Material ->

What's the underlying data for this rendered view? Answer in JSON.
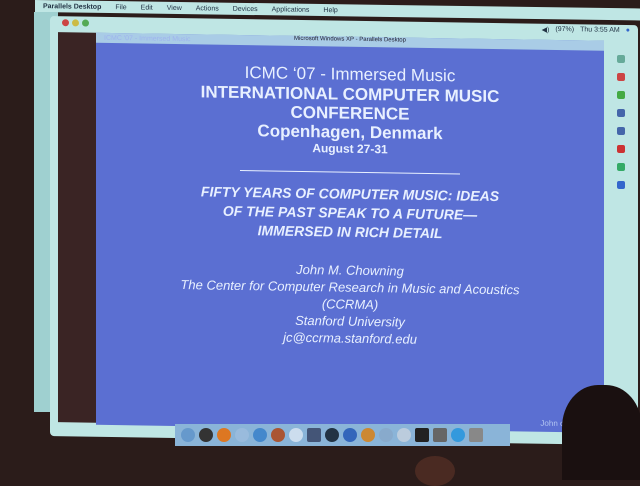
{
  "menubar": {
    "app": "Parallels Desktop",
    "items": [
      "File",
      "Edit",
      "View",
      "Actions",
      "Devices",
      "Applications",
      "Help"
    ]
  },
  "window": {
    "title": "Microsoft Windows XP - Parallels Desktop",
    "clock": "Thu 3:55 AM",
    "battery": "(97%)"
  },
  "slide": {
    "header": "ICMC '07 - Immersed Music",
    "line1": "ICMC ‘07 - Immersed Music",
    "line2": "INTERNATIONAL COMPUTER MUSIC",
    "line3": "CONFERENCE",
    "line4": "Copenhagen, Denmark",
    "date": "August 27-31",
    "t1": "FIFTY YEARS OF COMPUTER MUSIC: IDEAS",
    "t2": "OF THE PAST SPEAK TO A FUTURE—",
    "t3": "IMMERSED IN RICH DETAIL",
    "author": "John M. Chowning",
    "org": "The Center for Computer Research in Music and Acoustics",
    "abbr": "(CCRMA)",
    "uni": "Stanford University",
    "email": "jc@ccrma.stanford.edu",
    "footer": "John c"
  },
  "colors": {
    "slide": "#5b6fd2",
    "chrome": "#bfe6e4"
  }
}
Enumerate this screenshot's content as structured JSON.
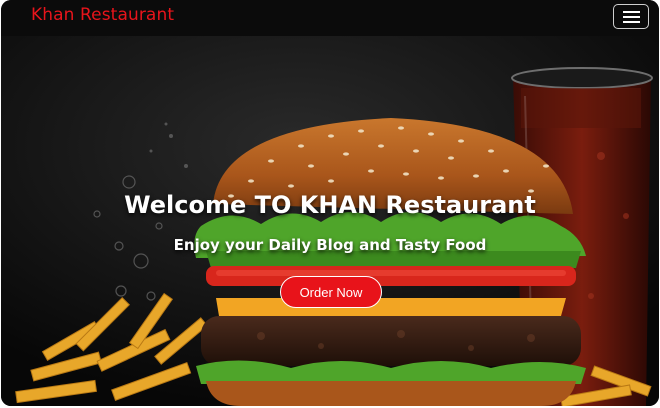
{
  "navbar": {
    "brand": "Khan Restaurant",
    "menu_icon": "hamburger-menu-icon"
  },
  "hero": {
    "title": "Welcome TO KHAN Restaurant",
    "subtitle": "Enjoy your Daily Blog and Tasty Food",
    "cta_label": "Order Now"
  },
  "colors": {
    "brand_red": "#e8141b",
    "button_red": "#e8131a",
    "navbar_bg": "#0b0b0b"
  }
}
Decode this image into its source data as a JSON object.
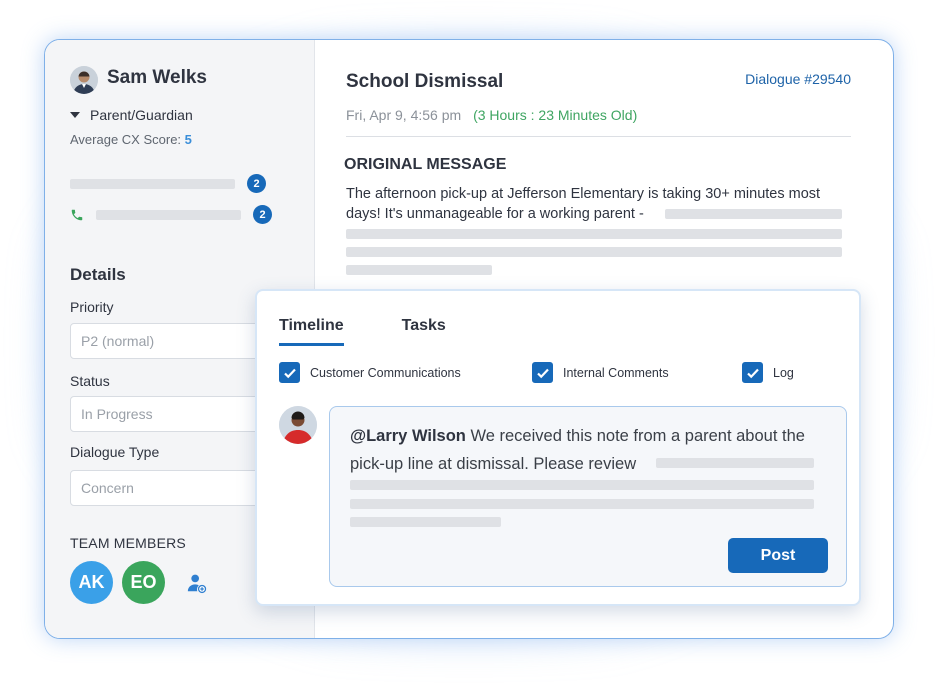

Exercise task -> All of the material above should be reproduced exactly, except the pictures.

Answer to this task ->
What's the underlying data for this rendered view? Answer in JSON.
{
  "menubar": {
    "app": "Parallels Desktop",
    "items": [
      "File",
      "Edit",
      "View",
      "Actions",
      "Devices",
      "Applications",
      "Help"
    ]
  },
  "window": {
    "title": "Microsoft Windows XP - Parallels Desktop",
    "clock": "Thu 3:55 AM",
    "battery": "(97%)"
  },
  "slide": {
    "header": "ICMC '07 - Immersed Music",
    "line1": "ICMC ‘07 - Immersed Music",
    "line2": "INTERNATIONAL COMPUTER MUSIC",
    "line3": "CONFERENCE",
    "line4": "Copenhagen, Denmark",
    "date": "August 27-31",
    "t1": "FIFTY YEARS OF COMPUTER MUSIC: IDEAS",
    "t2": "OF THE PAST SPEAK TO A FUTURE—",
    "t3": "IMMERSED IN RICH DETAIL",
    "author": "John M. Chowning",
    "org": "The Center for Computer Research in Music and Acoustics",
    "abbr": "(CCRMA)",
    "uni": "Stanford University",
    "email": "jc@ccrma.stanford.edu",
    "footer": "John c"
  },
  "colors": {
    "slide": "#5b6fd2",
    "chrome": "#bfe6e4"
  }
}
Enumerate this screenshot's content as structured JSON.
{
  "navbar": {
    "brand": "Khan Restaurant",
    "menu_icon": "hamburger-menu-icon"
  },
  "hero": {
    "title": "Welcome TO KHAN Restaurant",
    "subtitle": "Enjoy your Daily Blog and Tasty Food",
    "cta_label": "Order Now"
  },
  "colors": {
    "brand_red": "#e8141b",
    "button_red": "#e8131a",
    "navbar_bg": "#0b0b0b"
  }
}
Decode this image into its source data as a JSON object.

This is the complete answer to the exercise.